# Extrait choisi
╔══

B. Source froide enterrée (réseau de canalisations à faible profondeur) 
     Il est généralement admis que le sol ne gèle pas en dessous d’une certaine profondeur, de l’ordre du mètre. On peut donc penser qu’un échangeur utilisant un fluide caloporteur dans un réseau légèrement enterré va améliorer l’efficacité de la PAC, par rapport à un système air-air, en procurant une source de chaleur à température plus élevée que la température de l’air extérieur. 
     La réalité est un peu plus complexe. En effet, on sait que les variations de température entre le jour et la nuit se font ressentir jusqu’à une profondeur de l’ordre de 1 m. La température du fluide dans le sol sera donc, en moyenne, la même que la température extérieure et il y a donc peu à gagner, sauf peut-être du côté du COP s’il les problèmes de givrage sont éliminés. 
     De plus, le sol est un mauvais conducteur. C’est d’ailleurs pour cette raison qu’on stockait autrefois la glace d’hiver dans la terre pour la conserver pour une utilisation l’été (Bien sûr, l’importante chaleur de fusion de la glace (équivalente à celle nécessaire pour une élévation de température de la même masse d’eau de 80°C) contribuait sensiblement à la réussite de l’opération). On peut donc craindre que le volume de sol refroidi par la PAC devienne rapidement une barrière isolante n’améliorant pas le fonctionnement du système. C’est ce que confirme une étude expérimentale [1] résumée sur la Figure 6.


Figure 6
Evolution de la température du sol autour du circuit d'échang

 
suite:
     L’utilisation d’un circuit enterré ne présente donc en général aucun avantage. En outre, il représente un investissement sensiblement plus important qu’un simple échangeur air-air et nécessite de se prémunir des problèmes de fuites éventuelles, de corrosion et bien entendu de gel

     D. Système (dit) géothermique
     Dans le cas de la véritable géothermie, c’est-à-dire de la disposition d’une source quasi illimitée à température élevée, son utilisation comme source chaude paraît intéressante si sa température est supérieure à celle de l’air ambiant
     Reste le problème de la mauvaise conductivité du sol qui nécessite une évaluation plus approfondie. On montrera en effet que l’extraction d’un flux de chaleur du sol entraîne une baisse de température au niveau de l’échangeur et il faut en tenir compte pour connaître l’efficacité de la pompe, puis l’économie annuelle moyenne.

╚══

# Exercices
1. Selon le texte sur les sources de chaleur des pompes à chaleur, jusqu'à quelle profondeur environ se font ressentir les variations de température entre le jour et la nuit ?
2. Prolongez le texte sur les sources de chaleur des pompes à chaleur après sa dernière phrase.
La liste qui suit n'intervient pas dans ce travail.

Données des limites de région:
╔══

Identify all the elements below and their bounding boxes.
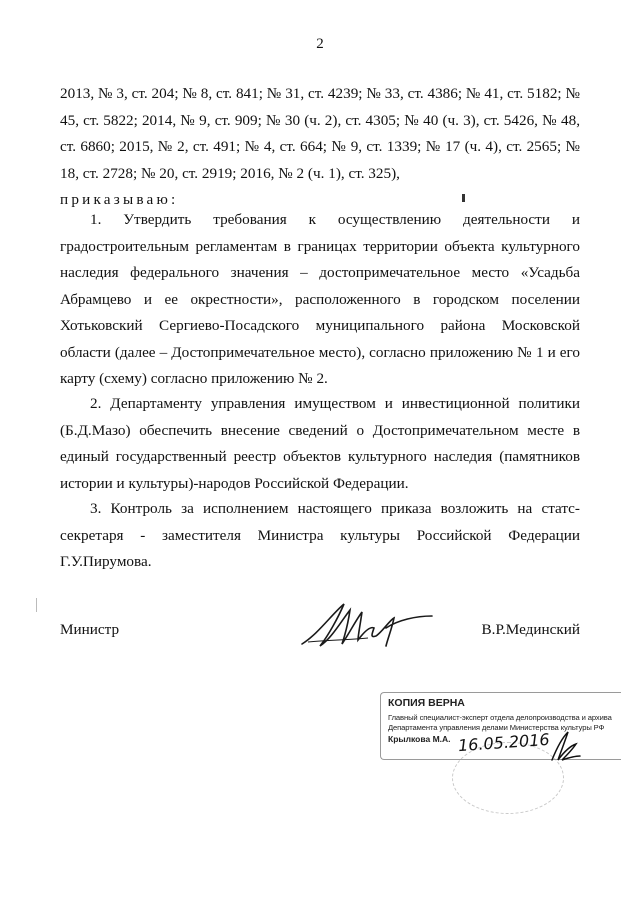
intro-text: 2013, № 3, ст. 204; № 8, ст. 841; № 31, ст. 4239; № 33, ст. 4386; № 41, ст. 5182; № 45, ст. 5822; 2014, № 9, ст. 909; № 30 (ч. 2), ст. 4305; № 40 (ч. 3), ст. 5426, № 48, ст. 6860; 2015, № 2, ст. 491; № 4, ст. 664; № 9, ст. 1339; № 17 (ч. 4), ст. 2565; № 18, ст. 2728; № 20, ст. 2919; 2016, № 2 (ч. 1), ст. 325),: [60, 85, 580, 182]
order-word: приказываю:: [60, 191, 179, 208]
stamp-position-line: Главный специалист-эксперт отдела делопроизводства и архива: [388, 713, 612, 722]
signer-title: Министр: [60, 621, 120, 638]
stamp-initials-signature: [548, 730, 584, 764]
order-item-2: [60, 391, 580, 497]
stamp-date: 16.05.2016: [457, 729, 551, 756]
stamp-officer-name: Крылкова М.А.: [388, 734, 451, 744]
scan-speck: [462, 194, 465, 202]
signer-name: В.Р.Мединский: [481, 621, 580, 638]
handwritten-signature: [298, 598, 438, 654]
intro-paragraph: [60, 81, 580, 214]
order-item-text: 3. Контроль за исполнением настоящего приказа возложить на статс-секретаря - заместителя Министра культуры Российской Федерации Г.У.Пирумова.: [60, 500, 580, 570]
order-item-1: [60, 207, 580, 393]
scan-speck: [36, 598, 37, 612]
order-item-text: 2. Департаменту управления имуществом и инвестиционной политики (Б.Д.Мазо) обеспечить внесение сведений о Достопримечательном месте в единый государственный реестр объектов культурного наследия (памятников истории и культуры)-народов Российской Федерации.: [60, 395, 580, 492]
order-item-3: [60, 496, 580, 576]
page-number: 2: [316, 36, 324, 52]
stamp-title: КОПИЯ ВЕРНА: [388, 697, 465, 709]
order-item-text: 1. Утвердить требования к осуществлению деятельности и градостроительным регламентам в границах территории объекта культурного наследия федерального значения – достопримечательное место «Усадьба Абрамцево и ее окрестности», расположенного в городском поселении Хотьковский Сергиево-Посадского муниципального района Московской области (далее – Достопримечательное место), согласно приложению № 1 и его карту (схему) согласно приложению № 2.: [60, 211, 580, 387]
stamp-department-line: Департамента управления делами Министерства культуры РФ: [388, 723, 605, 732]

╚══

# Réponses par exercice
1. Jusqu'à une profondeur de l'ordre de 1 m.

2.
     On s’intéresse au cas d’un forage vertical d’une centaine de mètres de profondeur. On considère, comme indiqué plus haut, que 15°C est une température optimiste du sol à 100 m de profondeur. 
     Deux options technologiques sont possibles:
     - Le forage lui-même est isolé et on place l’échangeur au fond du trou. On suppose qu’il a alors une forme sphérique de rayon donné et on modélise le problème par celui d’un trou sphérique situé dans un massif rocheux initialement à 15°C. 
     - L’autre option consiste à utiliser le forage sur toute sa hauteur ou en tout cas en dessous d’une profondeur d’une dizaine de mètres où la température du sol n’est pas affectée par les variations climatiques annuelles. On modélise alors le problème par celui d’un cylindre dont les faces horizontales sont isolées situé dans un massif infini initialement à une température de 15°C (ce qui est légèrement optimiste). 
     La solution de ces deux problèmes est donnée en annexe B. A titre indicatif, on y évalue également comme cas particulier le cas simple (et idéal) où la source de chaleur à 15° est illimitée. 
     On en déduit que le trou sphérique est totalement irréaliste et qu’en revanche, le trou cylindrique mérite d’être étudié. On se limitera au trou de 40 cm de diamètre, ce qui est plutôt optimiste car nécessitant l’extraction d’un gros volume de déblais. On présente sur la Figure 7, analogue à la figure 5, les efficacités comparées des différents systèmes. 
     Pour l’ensemble des calculs présentés en annexe, les caractéristiques du sol utilisées sont les suivantes. [http://archi.climatic.free.fr/calculs/calculs.html] La thermique volumique des roches est de l’ordre de 550 Wh/m3/°C. En prenant la valeur optimiste de 0.004 m2/h (plus le sol est conducteur, plus l’échange de chaleur sera facile) on en déduit une valeur de la conductivité de 2.16 W/m2/°C. Il est indiqué que le sol saturé a une meilleure conductivité que le sol sec, ce qui explique sans doute cet écart. Si toutefois le sol est saturé mais que l’eau circule très peu – ce qui est le cas général-, on ne peut attendre d’amélioration car la conductivité de l’eau est plus faible que celle de la roche. On prendra pour la conductivité, une valeur de 3 W/m2/°C qu’on doit donc considérer comme optimiste.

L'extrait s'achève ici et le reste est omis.